- MATERIAL PROVIDED:
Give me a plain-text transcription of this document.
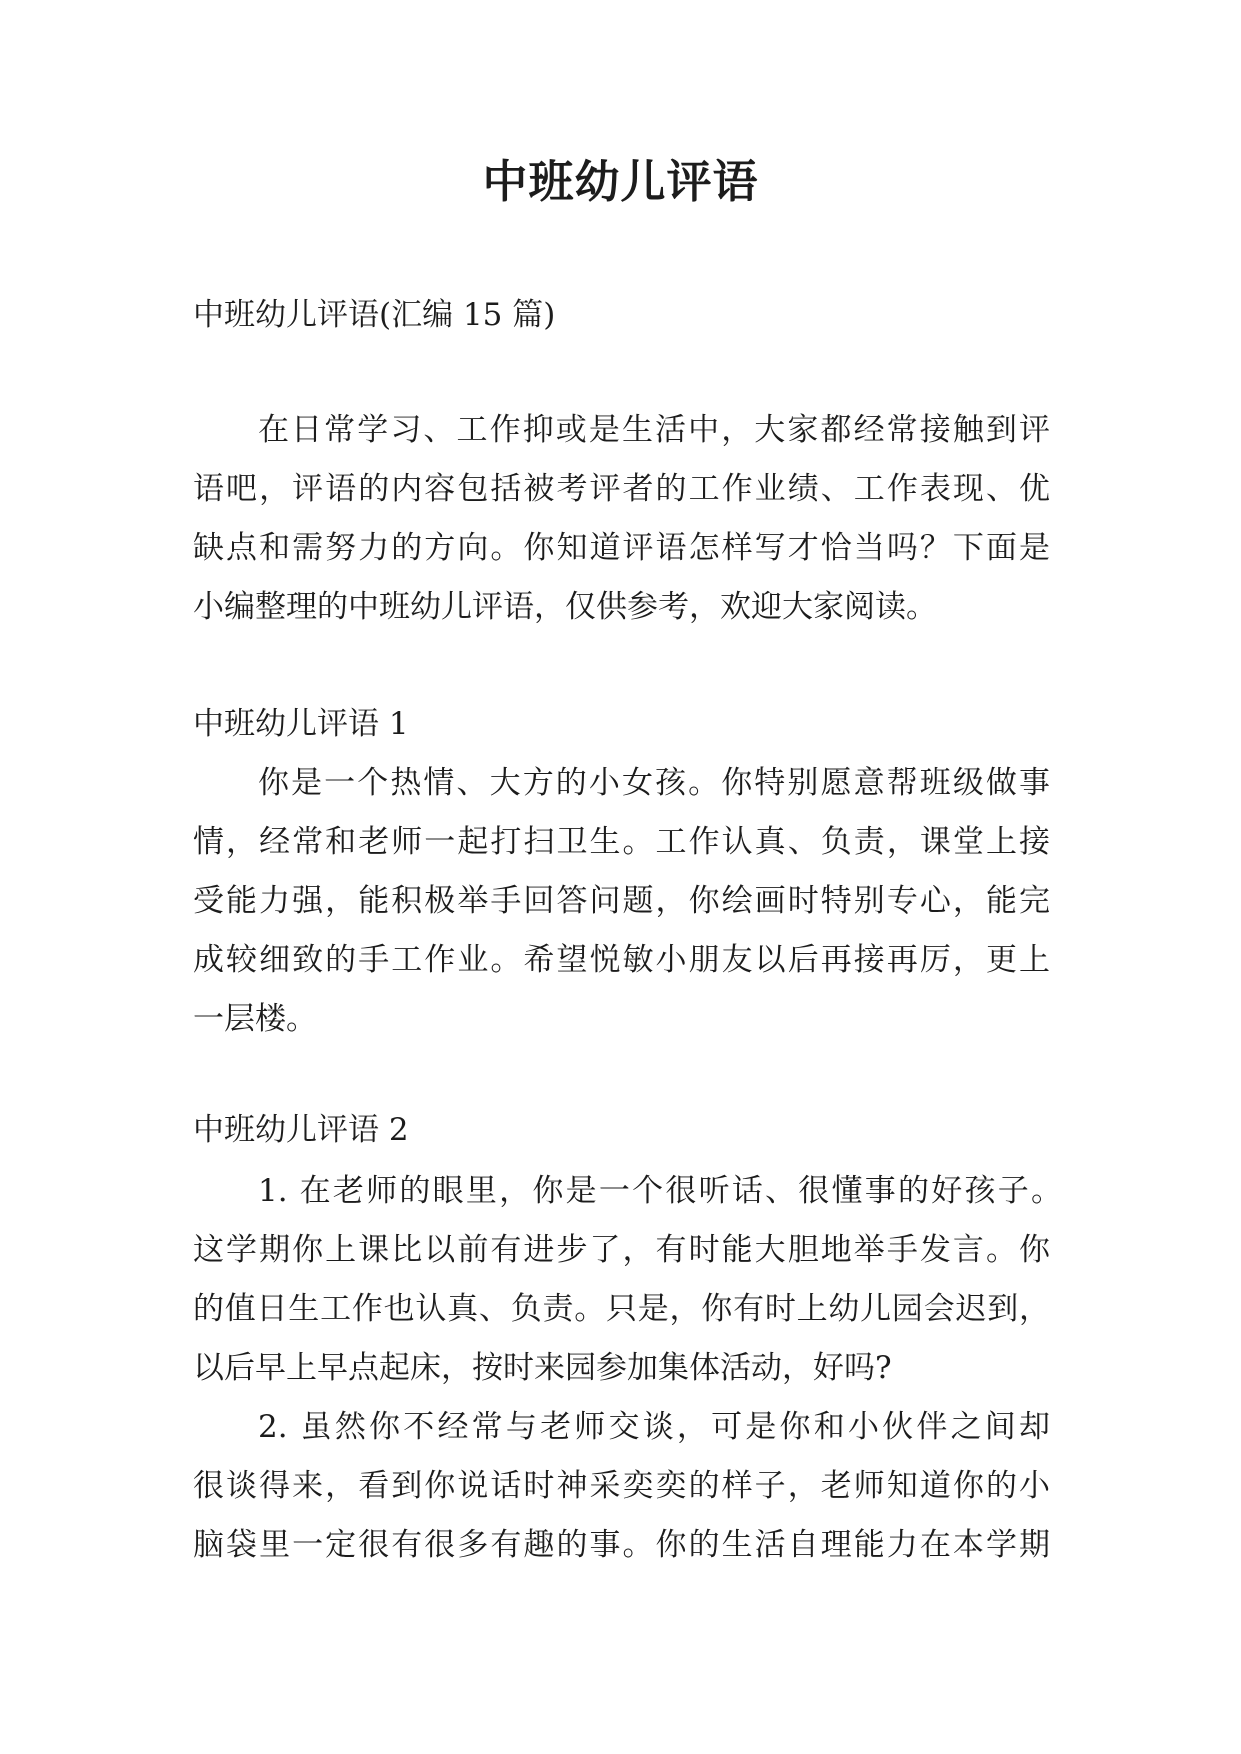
中班幼儿评语
中班幼儿评语(汇编 15 篇)
在日常学习、工作抑或是生活中，大家都经常接触到评
语吧，评语的内容包括被考评者的工作业绩、工作表现、优
缺点和需努力的方向。你知道评语怎样写才恰当吗？下面是
小编整理的中班幼儿评语，仅供参考，欢迎大家阅读。
中班幼儿评语 1
你是一个热情、大方的小女孩。你特别愿意帮班级做事
情，经常和老师一起打扫卫生。工作认真、负责，课堂上接
受能力强，能积极举手回答问题，你绘画时特别专心，能完
成较细致的手工作业。希望悦敏小朋友以后再接再厉，更上
一层楼。
中班幼儿评语 2
1. 在老师的眼里，你是一个很听话、很懂事的好孩子。
这学期你上课比以前有进步了，有时能大胆地举手发言。你
的值日生工作也认真、负责。只是，你有时上幼儿园会迟到，
以后早上早点起床，按时来园参加集体活动，好吗?
2. 虽然你不经常与老师交谈，可是你和小伙伴之间却
很谈得来，看到你说话时神采奕奕的样子，老师知道你的小
脑袋里一定很有很多有趣的事。你的生活自理能力在本学期
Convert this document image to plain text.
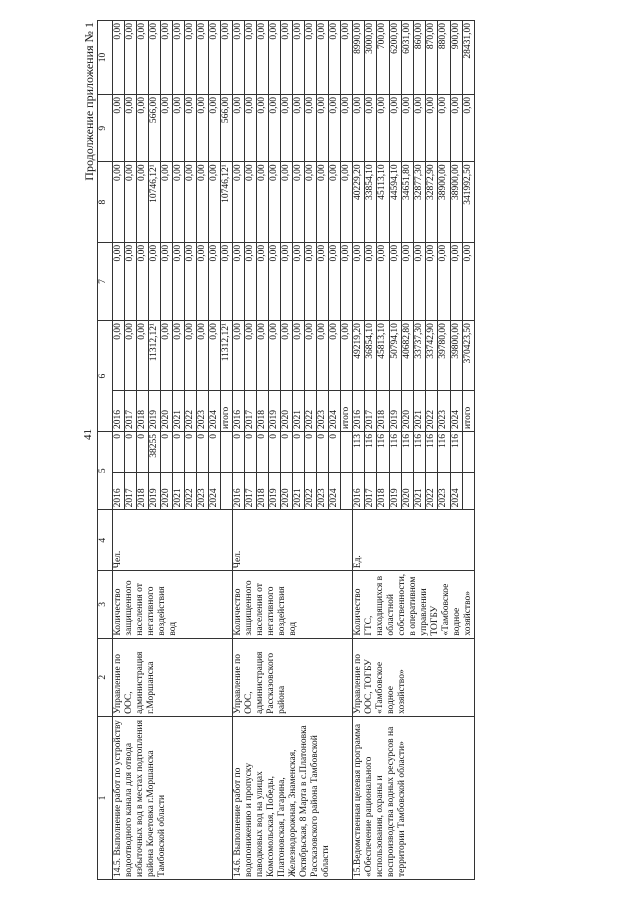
41
Продолжение приложения № 1
1	2	3	4	5		6		7	8	9	10
14.5. Выполнение работ по устройству водоотводного канала для отвода избыточных вод в местах подтопления района Кочетовка г.Моршанска Тамбовской области	Управление по ООС, администрация г.Моршанска	Количество защищенного населения от негативного воздействия вод	Чел.	2016	0	2016	0,00	0,00	0,00	0,00	0,00
				2017	0	2017	0,00	0,00	0,00	0,00	0,00
				2018	0	2018	0,00	0,00	0,00	0,00	0,00
				2019	38255	2019	11312,12¹	0,00	10746,12¹	566,00	0,00
				2020	0	2020	0,00	0,00	0,00	0,00	0,00
				2021	0	2021	0,00	0,00	0,00	0,00	0,00
				2022	0	2022	0,00	0,00	0,00	0,00	0,00
				2023	0	2023	0,00	0,00	0,00	0,00	0,00
				2024	0	2024	0,00	0,00	0,00	0,00	0,00
						итого	11312,12¹	0,00	10746,12¹	566,00	0,00
14.6. Выполнение работ по водопонижению и пропуску паводковых вод на улицах Комсомольская, Победы, Платоновская, Гагарина, Железнодорожная, Знаменская, Октябрьская, 8 Марта в с.Платоновка Рассказовского района Тамбовской области	Управление по ООС, администрация Рассказовского района	Количество защищенного населения от негативного воздействия вод	Чел.	2016	0	2016	0,00	0,00	0,00	0,00	0,00
				2017	0	2017	0,00	0,00	0,00	0,00	0,00
				2018	0	2018	0,00	0,00	0,00	0,00	0,00
				2019	0	2019	0,00	0,00	0,00	0,00	0,00
				2020	0	2020	0,00	0,00	0,00	0,00	0,00
				2021	0	2021	0,00	0,00	0,00	0,00	0,00
				2022	0	2022	0,00	0,00	0,00	0,00	0,00
				2023	0	2023	0,00	0,00	0,00	0,00	0,00
				2024	0	2024	0,00	0,00	0,00	0,00	0,00
						итого	0,00	0,00	0,00	0,00	0,00
15.Ведомственная целевая программа «Обеспечение рационального использования, охраны и воспроизводства водных ресурсов на территории Тамбовской области»	Управление по ООС, ТОГБУ «Тамбовское водное хозяйство»	Количество ГТС, находящихся в областной собственности, в оперативном управлении ТОГБУ «Тамбовское водное хозяйство»	Ед.	2016	113	2016	49219,20	0,00	40229,20	0,00	8990,00
				2017	116	2017	36854,10	0,00	33854,10	0,00	3000,00
				2018	116	2018	45813,10	0,00	45113,10	0,00	700,00
				2019	116	2019	50794,10	0,00	44594,10	0,00	6200,00
				2020	116	2020	40682,80	0,00	34651,80	0,00	6031,00
				2021	116	2021	33737,30	0,00	32877,30	0,00	860,00
				2022	116	2022	33742,90	0,00	32872,90	0,00	870,00
				2023	116	2023	39780,00	0,00	38900,00	0,00	880,00
				2024	116	2024	39800,00	0,00	38900,00	0,00	900,00
						итого	370423,50	0,00	341992,50	0,00	28431,00
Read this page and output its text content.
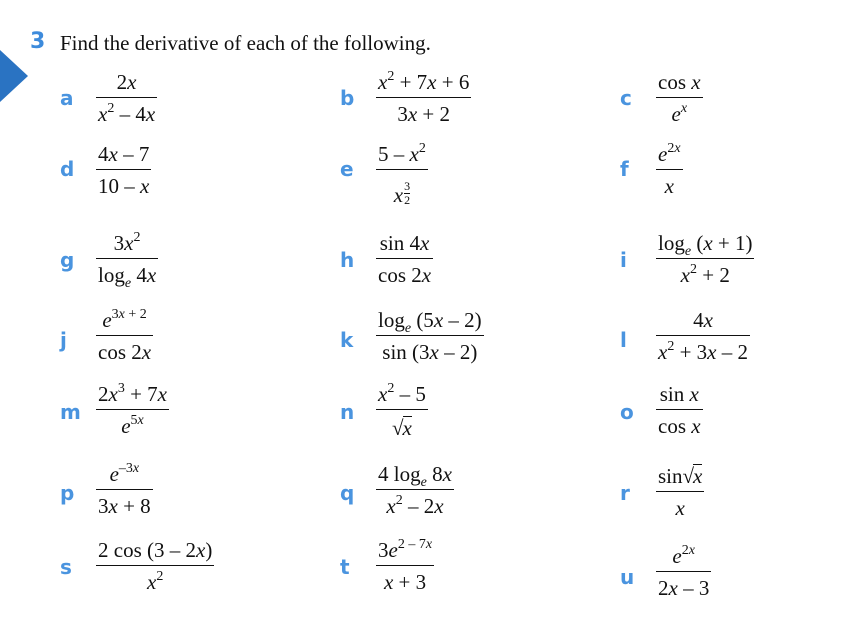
3 Find the derivative of each of the following.
a
2x
$x^2 - 4x$
b
$x^2 + 7x + 6$
3x + 2
c
cos x
$e^x$
d
4x – 7
10 – x
e
$5 - x^2$
x $\frac{3}{2}$
f
$e^{2x}$
x
g
$3x^2$
$\log_e 4x$
h
sin 4x
cos 2x
i
$\log_e (x + 1)$
$x^2 + 2$
j
$e^{3x + 2}$
cos 2x	k
$\log_e (5x - 2)$
sin (3x – 2)	l
4x
$x^2 + 3x - 2$
m
$2x^3 + 7x$
$e^{5x}$	n
$x^2 - 5$
√x
o
sin x
cos x
p
$e^{-3x}$
3x + 8
q
4 $\log_e 8x$
$x^2 - 2x$
r
sin√x
x
s
2 cos (3 – 2x)
$x^2$	t
$3e^{2 - 7x}$
x + 3	u
$e^{2x}$
2x – 3
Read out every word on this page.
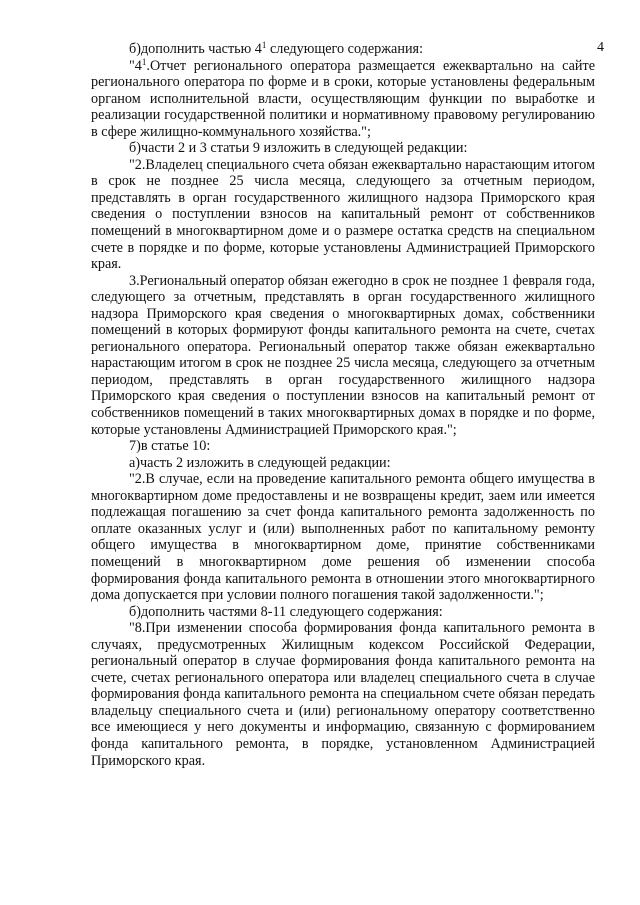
4

б)дополнить частью $4^1$ следующего содержания:

"$4^1.Отчет$ регионального оператора размещается ежеквартально на сайте регионального оператора по форме и в сроки, которые установлены федеральным органом исполнительной власти, осуществляющим функции по выработке и реализации государственной политики и нормативному правовому регулированию в сфере жилищно-коммунального хозяйства.";

б)части 2 и 3 статьи 9 изложить в следующей редакции:

"2.Владелец специального счета обязан ежеквартально нарастающим итогом в срок не позднее 25 числа месяца, следующего за отчетным периодом, представлять в орган государственного жилищного надзора Приморского края сведения о поступлении взносов на капитальный ремонт от собственников помещений в многоквартирном доме и о размере остатка средств на специальном счете в порядке и по форме, которые установлены Администрацией Приморского края.

3.Региональный оператор обязан ежегодно в срок не позднее 1 февраля года, следующего за отчетным, представлять в орган государственного жилищного надзора Приморского края сведения о многоквартирных домах, собственники помещений в которых формируют фонды капитального ремонта на счете, счетах регионального оператора. Региональный оператор также обязан ежеквартально нарастающим итогом в срок не позднее 25 числа месяца, следующего за отчетным периодом, представлять в орган государственного жилищного надзора Приморского края сведения о поступлении взносов на капитальный ремонт от собственников помещений в таких многоквартирных домах в порядке и по форме, которые установлены Администрацией Приморского края.";

7)в статье 10:

а)часть 2 изложить в следующей редакции:

"2.В случае, если на проведение капитального ремонта общего имущества в многоквартирном доме предоставлены и не возвращены кредит, заем или имеется подлежащая погашению за счет фонда капитального ремонта задолженность по оплате оказанных услуг и (или) выполненных работ по капитальному ремонту общего имущества в многоквартирном доме, принятие собственниками помещений в многоквартирном доме решения об изменении способа формирования фонда капитального ремонта в отношении этого многоквартирного дома допускается при условии полного погашения такой задолженности.";

б)дополнить частями 8-11 следующего содержания:

"8.При изменении способа формирования фонда капитального ремонта в случаях, предусмотренных Жилищным кодексом Российской Федерации, региональный оператор в случае формирования фонда капитального ремонта на счете, счетах регионального оператора или владелец специального счета в случае формирования фонда капитального ремонта на специальном счете обязан передать владельцу специального счета и (или) региональному оператору соответственно все имеющиеся у него документы и информацию, связанную с формированием фонда капитального ремонта, в порядке, установленном Администрацией Приморского края.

- WRITTEN TASK: List every line from the entries above in which "следующей" appears.

- SOLUTION TO THIS EXERCISE:
б)части 2 и 3 статьи 9 изложить в следующей редакции:
а)часть 2 изложить в следующей редакции:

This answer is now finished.